■ **What you are asked to do**:
For the entries that follow, tally the lines holding the string "structure". Give the total and nothing else.

____

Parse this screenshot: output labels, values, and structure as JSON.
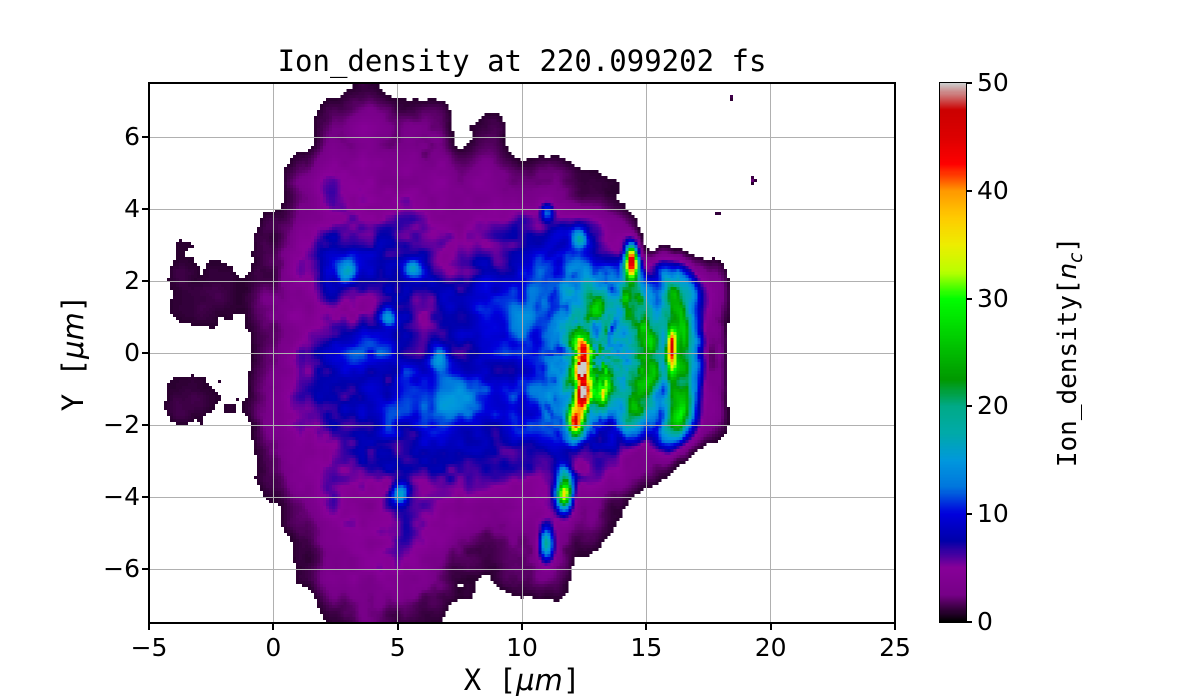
{
  "figure": {
    "title": "Ion_density at 220.099202 fs",
    "background": "#ffffff"
  },
  "axes": {
    "xlabel": {
      "prefix": "X [",
      "math": "μm",
      "suffix": "]"
    },
    "ylabel": {
      "prefix": "Y [",
      "math": "μm",
      "suffix": "]"
    },
    "xticks": {
      "values": [
        -5,
        0,
        5,
        10,
        15,
        20,
        25
      ],
      "labels": [
        "−5",
        "0",
        "5",
        "10",
        "15",
        "20",
        "25"
      ]
    },
    "yticks": {
      "values": [
        6,
        4,
        2,
        0,
        -2,
        -4,
        -6
      ],
      "labels": [
        "6",
        "4",
        "2",
        "0",
        "−2",
        "−4",
        "−6"
      ]
    },
    "xlim": [
      -5,
      25
    ],
    "ylim": [
      -7.5,
      7.5
    ],
    "grid_color": "#b0b0b0",
    "spine_color": "#000000"
  },
  "colorbar": {
    "label": {
      "prefix": "Ion_density[",
      "math": "n",
      "sub": "c",
      "suffix": "]"
    },
    "ticks": {
      "values": [
        0,
        10,
        20,
        30,
        40,
        50
      ],
      "labels": [
        "0",
        "10",
        "20",
        "30",
        "40",
        "50"
      ]
    },
    "vmin": 0,
    "vmax": 50
  },
  "chart_data": {
    "type": "heatmap",
    "title": "Ion_density at 220.099202 fs",
    "xlabel": "X [μm]",
    "ylabel": "Y [μm]",
    "colorbar_label": "Ion_density[n_c]",
    "xlim": [
      -5,
      25
    ],
    "ylim": [
      -7.5,
      7.5
    ],
    "vmin": 0,
    "vmax": 50,
    "grid_on": true,
    "colormap": {
      "name": "nipy_spectral",
      "stops": [
        [
          0.0,
          0,
          0,
          0
        ],
        [
          0.05,
          119,
          0,
          136
        ],
        [
          0.1,
          136,
          0,
          153
        ],
        [
          0.15,
          0,
          0,
          170
        ],
        [
          0.2,
          0,
          0,
          221
        ],
        [
          0.25,
          0,
          119,
          221
        ],
        [
          0.3,
          0,
          153,
          221
        ],
        [
          0.35,
          0,
          170,
          170
        ],
        [
          0.4,
          0,
          170,
          136
        ],
        [
          0.45,
          0,
          153,
          0
        ],
        [
          0.5,
          0,
          187,
          0
        ],
        [
          0.55,
          0,
          221,
          0
        ],
        [
          0.6,
          0,
          255,
          0
        ],
        [
          0.65,
          187,
          255,
          0
        ],
        [
          0.7,
          238,
          238,
          0
        ],
        [
          0.75,
          255,
          204,
          0
        ],
        [
          0.8,
          255,
          153,
          0
        ],
        [
          0.85,
          255,
          0,
          0
        ],
        [
          0.9,
          221,
          0,
          0
        ],
        [
          0.95,
          204,
          0,
          0
        ],
        [
          1.0,
          204,
          204,
          204
        ]
      ]
    },
    "density_grid": {
      "units": "n_c",
      "x0": -5,
      "dx": 1.25,
      "y0": 7.5,
      "dy": -1.5,
      "values": [
        [
          0,
          0,
          0,
          0,
          0,
          0,
          0.5,
          1.5,
          0.5,
          0,
          0,
          0,
          0,
          0,
          0,
          0,
          0,
          0,
          0,
          0,
          0
        ],
        [
          0,
          0,
          0,
          0,
          0,
          0.5,
          2,
          4,
          3,
          4,
          1,
          1.5,
          0,
          0,
          0,
          0,
          0,
          0,
          0,
          0,
          0
        ],
        [
          0,
          0,
          0,
          0,
          0.5,
          2,
          5,
          6,
          5,
          5,
          4,
          3,
          2,
          2.5,
          1,
          0.8,
          0,
          0,
          0,
          0,
          0
        ],
        [
          0.3,
          0.7,
          0.7,
          0.5,
          2,
          4,
          6,
          7,
          7,
          6,
          6,
          7,
          8,
          8,
          7,
          4,
          0.8,
          0,
          0,
          0,
          0
        ],
        [
          0.5,
          1,
          1,
          0.8,
          2.5,
          5,
          8,
          8,
          9,
          8,
          9,
          10,
          11,
          12,
          13,
          14,
          16,
          17,
          5,
          0,
          0
        ],
        [
          0.3,
          0.5,
          0.5,
          0.5,
          2,
          5,
          8,
          9,
          10,
          8,
          8,
          9,
          11,
          13,
          20,
          16,
          17,
          19,
          2.5,
          0,
          0
        ],
        [
          0.3,
          1,
          1,
          0.8,
          2.5,
          5,
          7,
          8,
          10,
          11,
          10,
          9,
          11,
          14,
          21,
          15,
          15,
          17,
          4,
          0,
          0
        ],
        [
          0,
          0.5,
          0.7,
          0.5,
          1.5,
          4,
          6,
          7,
          8,
          8,
          7,
          6,
          6,
          7,
          6,
          5,
          2,
          0.5,
          0,
          0,
          0
        ],
        [
          0,
          0,
          0,
          0,
          0.5,
          2,
          5,
          6,
          6,
          5,
          5,
          3,
          4,
          5,
          3,
          1,
          0,
          0,
          0,
          0,
          0
        ],
        [
          0,
          0,
          0,
          0,
          0,
          1,
          3,
          5,
          5,
          4,
          2,
          1,
          2,
          2,
          0.5,
          0,
          0,
          0,
          0,
          0,
          0
        ],
        [
          0,
          0,
          0,
          0,
          0,
          0,
          1,
          2,
          2,
          1,
          0,
          0,
          0,
          0,
          0,
          0,
          0,
          0,
          0,
          0,
          0
        ]
      ]
    },
    "features": [
      {
        "type": "blob",
        "cx": 12.45,
        "cy": -0.55,
        "sx": 0.3,
        "sy": 1.05,
        "amp": 34,
        "mode": "add"
      },
      {
        "type": "blob",
        "cx": 12.15,
        "cy": -1.85,
        "sx": 0.32,
        "sy": 0.42,
        "amp": 30,
        "mode": "add"
      },
      {
        "type": "blob",
        "cx": 16.0,
        "cy": 0.05,
        "sx": 0.2,
        "sy": 0.6,
        "amp": 26,
        "mode": "add"
      },
      {
        "type": "blob",
        "cx": 14.4,
        "cy": 2.5,
        "sx": 0.26,
        "sy": 0.46,
        "amp": 45,
        "mode": "add"
      },
      {
        "type": "blob",
        "cx": 13.3,
        "cy": -1.0,
        "sx": 0.36,
        "sy": 0.56,
        "amp": 16,
        "mode": "add"
      },
      {
        "type": "blob",
        "cx": 11.7,
        "cy": -3.8,
        "sx": 0.3,
        "sy": 0.5,
        "amp": 28,
        "mode": "add"
      },
      {
        "type": "blob",
        "cx": 13.0,
        "cy": 1.3,
        "sx": 0.46,
        "sy": 0.46,
        "amp": 12,
        "mode": "add"
      },
      {
        "type": "blob",
        "cx": 11.0,
        "cy": -5.3,
        "sx": 0.3,
        "sy": 0.46,
        "amp": 16,
        "mode": "add"
      },
      {
        "type": "blob",
        "cx": 2.95,
        "cy": 2.3,
        "sx": 0.36,
        "sy": 0.3,
        "amp": 10,
        "mode": "add"
      },
      {
        "type": "blob",
        "cx": 4.6,
        "cy": 1.0,
        "sx": 0.3,
        "sy": 0.3,
        "amp": 8,
        "mode": "add"
      },
      {
        "type": "blob",
        "cx": 5.6,
        "cy": 2.3,
        "sx": 0.36,
        "sy": 0.3,
        "amp": 7,
        "mode": "add"
      },
      {
        "type": "blob",
        "cx": 6.6,
        "cy": -0.1,
        "sx": 0.4,
        "sy": 0.36,
        "amp": 8,
        "mode": "add"
      },
      {
        "type": "blob",
        "cx": 5.1,
        "cy": -3.9,
        "sx": 0.36,
        "sy": 0.3,
        "amp": 10,
        "mode": "add"
      },
      {
        "type": "blob",
        "cx": 12.3,
        "cy": 3.2,
        "sx": 0.3,
        "sy": 0.3,
        "amp": 8,
        "mode": "add"
      },
      {
        "type": "blob",
        "cx": 11.0,
        "cy": 3.9,
        "sx": 0.26,
        "sy": 0.26,
        "amp": 7,
        "mode": "add"
      },
      {
        "type": "arc",
        "cx": 13.1,
        "cy": -0.1,
        "r": 3.6,
        "w": 0.5,
        "amp": 6,
        "span": 55,
        "fade": 15,
        "mode": "add"
      },
      {
        "type": "arc",
        "cx": 12.9,
        "cy": -0.2,
        "r": 2.3,
        "w": 0.45,
        "amp": 7,
        "span": 70,
        "fade": 20,
        "mode": "add"
      },
      {
        "type": "arc",
        "cx": 13.1,
        "cy": -0.1,
        "r": 3.7,
        "w": 0.55,
        "amp": 15,
        "span": 48,
        "fade": 14,
        "mode": "max"
      },
      {
        "type": "blob",
        "cx": 17.7,
        "cy": -0.1,
        "sx": 0.55,
        "sy": 2.1,
        "amp": 2.5,
        "p": 4,
        "mode": "max"
      },
      {
        "type": "blob",
        "cx": 19.3,
        "cy": 4.8,
        "sx": 0.12,
        "sy": 0.1,
        "amp": 2,
        "mode": "max"
      },
      {
        "type": "blob",
        "cx": 17.9,
        "cy": 3.9,
        "sx": 0.1,
        "sy": 0.09,
        "amp": 1.8,
        "mode": "max"
      },
      {
        "type": "blob",
        "cx": 18.4,
        "cy": 7.1,
        "sx": 0.1,
        "sy": 0.09,
        "amp": 1.8,
        "mode": "max"
      }
    ]
  }
}
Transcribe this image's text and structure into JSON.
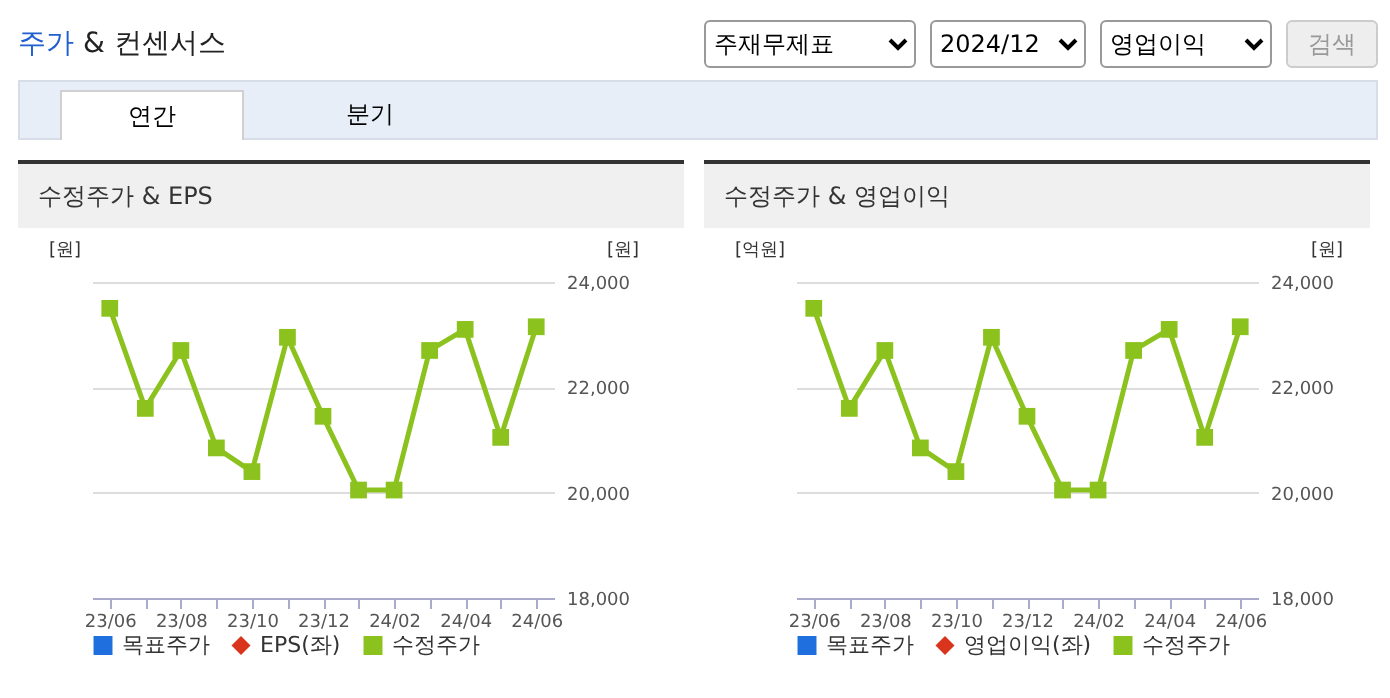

____

■ **Response to this exercise**:
2